------ Stored rows

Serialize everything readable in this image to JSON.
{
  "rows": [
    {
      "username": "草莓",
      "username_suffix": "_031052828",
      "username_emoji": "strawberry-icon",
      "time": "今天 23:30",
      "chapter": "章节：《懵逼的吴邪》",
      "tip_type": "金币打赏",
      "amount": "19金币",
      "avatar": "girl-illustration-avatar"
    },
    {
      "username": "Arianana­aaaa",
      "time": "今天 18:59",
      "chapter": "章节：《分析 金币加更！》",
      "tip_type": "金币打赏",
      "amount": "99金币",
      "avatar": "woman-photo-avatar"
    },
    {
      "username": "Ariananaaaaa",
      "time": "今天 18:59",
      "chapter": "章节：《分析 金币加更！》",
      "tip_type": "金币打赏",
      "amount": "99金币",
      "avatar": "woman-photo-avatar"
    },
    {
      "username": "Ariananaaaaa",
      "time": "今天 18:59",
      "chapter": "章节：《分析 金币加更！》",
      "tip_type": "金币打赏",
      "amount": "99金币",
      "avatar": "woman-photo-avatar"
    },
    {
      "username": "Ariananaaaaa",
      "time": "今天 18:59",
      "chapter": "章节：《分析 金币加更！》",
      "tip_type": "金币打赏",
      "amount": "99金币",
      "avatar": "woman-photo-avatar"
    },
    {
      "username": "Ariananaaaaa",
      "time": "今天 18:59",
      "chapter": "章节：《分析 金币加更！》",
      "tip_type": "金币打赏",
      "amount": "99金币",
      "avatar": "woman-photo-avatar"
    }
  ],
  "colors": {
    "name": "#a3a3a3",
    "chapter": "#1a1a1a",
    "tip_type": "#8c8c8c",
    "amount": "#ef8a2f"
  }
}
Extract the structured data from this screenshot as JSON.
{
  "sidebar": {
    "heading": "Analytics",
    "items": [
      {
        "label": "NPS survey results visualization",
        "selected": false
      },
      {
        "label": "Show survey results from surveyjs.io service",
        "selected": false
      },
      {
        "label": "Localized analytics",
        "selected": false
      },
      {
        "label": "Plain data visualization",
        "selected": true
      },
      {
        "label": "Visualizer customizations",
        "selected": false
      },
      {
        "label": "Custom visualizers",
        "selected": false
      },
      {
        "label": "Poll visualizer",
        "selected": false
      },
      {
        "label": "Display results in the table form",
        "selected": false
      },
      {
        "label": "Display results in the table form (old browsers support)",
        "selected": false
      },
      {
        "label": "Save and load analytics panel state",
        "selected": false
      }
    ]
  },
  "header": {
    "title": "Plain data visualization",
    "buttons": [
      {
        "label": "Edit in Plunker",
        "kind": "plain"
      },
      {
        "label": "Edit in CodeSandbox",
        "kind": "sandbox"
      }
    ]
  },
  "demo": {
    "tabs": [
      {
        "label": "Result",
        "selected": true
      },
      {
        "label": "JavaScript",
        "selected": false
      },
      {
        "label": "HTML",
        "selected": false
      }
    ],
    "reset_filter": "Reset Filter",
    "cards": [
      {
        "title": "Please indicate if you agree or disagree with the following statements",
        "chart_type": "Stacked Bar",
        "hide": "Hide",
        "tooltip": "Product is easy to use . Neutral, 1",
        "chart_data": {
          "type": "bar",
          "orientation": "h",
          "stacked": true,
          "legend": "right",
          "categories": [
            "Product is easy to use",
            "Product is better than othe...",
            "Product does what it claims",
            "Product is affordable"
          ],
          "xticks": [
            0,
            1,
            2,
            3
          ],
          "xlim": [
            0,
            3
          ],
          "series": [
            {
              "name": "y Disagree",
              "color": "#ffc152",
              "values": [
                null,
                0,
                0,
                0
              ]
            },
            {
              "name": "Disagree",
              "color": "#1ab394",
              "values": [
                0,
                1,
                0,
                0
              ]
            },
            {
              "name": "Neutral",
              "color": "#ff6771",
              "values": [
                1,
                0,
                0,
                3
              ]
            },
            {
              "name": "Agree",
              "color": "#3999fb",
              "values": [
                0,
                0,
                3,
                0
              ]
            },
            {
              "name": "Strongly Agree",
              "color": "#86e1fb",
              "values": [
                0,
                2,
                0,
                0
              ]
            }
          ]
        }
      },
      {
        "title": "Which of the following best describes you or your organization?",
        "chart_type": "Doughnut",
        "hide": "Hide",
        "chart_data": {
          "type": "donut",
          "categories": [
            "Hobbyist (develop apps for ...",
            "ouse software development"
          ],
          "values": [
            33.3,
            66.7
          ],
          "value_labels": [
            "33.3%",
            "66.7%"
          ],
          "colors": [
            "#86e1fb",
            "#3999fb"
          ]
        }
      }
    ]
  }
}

------------

:: Your goal ::
Identify each line of the material where the word "Neutral" shows up, and copy it.

:: Answer to this problem ::
        "tooltip": "Product is easy to use . Neutral, 1",
              "name": "Neutral",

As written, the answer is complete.